DIRECTIONS: In the records below, find each line with the word "speed" and copy it.

★ ★ ★ ★

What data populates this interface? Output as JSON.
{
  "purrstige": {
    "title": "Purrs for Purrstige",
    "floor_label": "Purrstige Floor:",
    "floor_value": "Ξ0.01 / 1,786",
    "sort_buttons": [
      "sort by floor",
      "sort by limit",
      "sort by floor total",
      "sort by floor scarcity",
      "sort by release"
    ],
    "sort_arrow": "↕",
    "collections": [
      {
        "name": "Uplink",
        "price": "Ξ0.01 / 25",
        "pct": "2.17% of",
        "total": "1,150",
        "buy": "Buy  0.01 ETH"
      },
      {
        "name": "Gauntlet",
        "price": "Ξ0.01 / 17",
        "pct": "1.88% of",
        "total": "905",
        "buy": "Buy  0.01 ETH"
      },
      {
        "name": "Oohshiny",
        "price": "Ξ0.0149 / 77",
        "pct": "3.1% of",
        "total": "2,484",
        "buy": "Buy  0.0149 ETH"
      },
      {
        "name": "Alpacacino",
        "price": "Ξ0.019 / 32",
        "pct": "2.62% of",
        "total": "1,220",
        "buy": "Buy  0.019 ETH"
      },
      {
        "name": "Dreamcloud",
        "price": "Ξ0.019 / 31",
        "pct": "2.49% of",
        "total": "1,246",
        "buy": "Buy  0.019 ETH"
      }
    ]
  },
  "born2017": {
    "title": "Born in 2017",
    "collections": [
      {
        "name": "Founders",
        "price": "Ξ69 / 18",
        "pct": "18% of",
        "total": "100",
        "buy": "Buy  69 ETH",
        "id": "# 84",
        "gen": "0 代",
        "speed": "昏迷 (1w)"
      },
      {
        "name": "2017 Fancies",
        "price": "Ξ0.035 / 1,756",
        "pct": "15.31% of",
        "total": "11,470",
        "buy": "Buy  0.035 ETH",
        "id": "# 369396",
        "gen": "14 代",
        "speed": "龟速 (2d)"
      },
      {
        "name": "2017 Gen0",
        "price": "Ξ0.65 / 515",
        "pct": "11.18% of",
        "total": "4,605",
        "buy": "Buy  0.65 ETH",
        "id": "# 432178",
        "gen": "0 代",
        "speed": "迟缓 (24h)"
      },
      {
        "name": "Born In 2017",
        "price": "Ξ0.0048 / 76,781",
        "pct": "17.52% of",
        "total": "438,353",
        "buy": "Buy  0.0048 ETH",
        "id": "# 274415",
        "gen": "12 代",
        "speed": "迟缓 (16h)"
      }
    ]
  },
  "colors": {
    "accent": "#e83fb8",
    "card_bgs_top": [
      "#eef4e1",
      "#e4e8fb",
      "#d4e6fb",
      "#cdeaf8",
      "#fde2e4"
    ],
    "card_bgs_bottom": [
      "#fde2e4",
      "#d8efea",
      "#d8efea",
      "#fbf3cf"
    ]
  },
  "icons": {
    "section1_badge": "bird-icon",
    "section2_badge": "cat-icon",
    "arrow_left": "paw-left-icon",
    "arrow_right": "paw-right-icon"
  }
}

★ ★ ★ ★

EXPECTED ANSWER:
        "speed": "昏迷 (1w)"
        "speed": "龟速 (2d)"
        "speed": "迟缓 (24h)"
        "speed": "迟缓 (16h)"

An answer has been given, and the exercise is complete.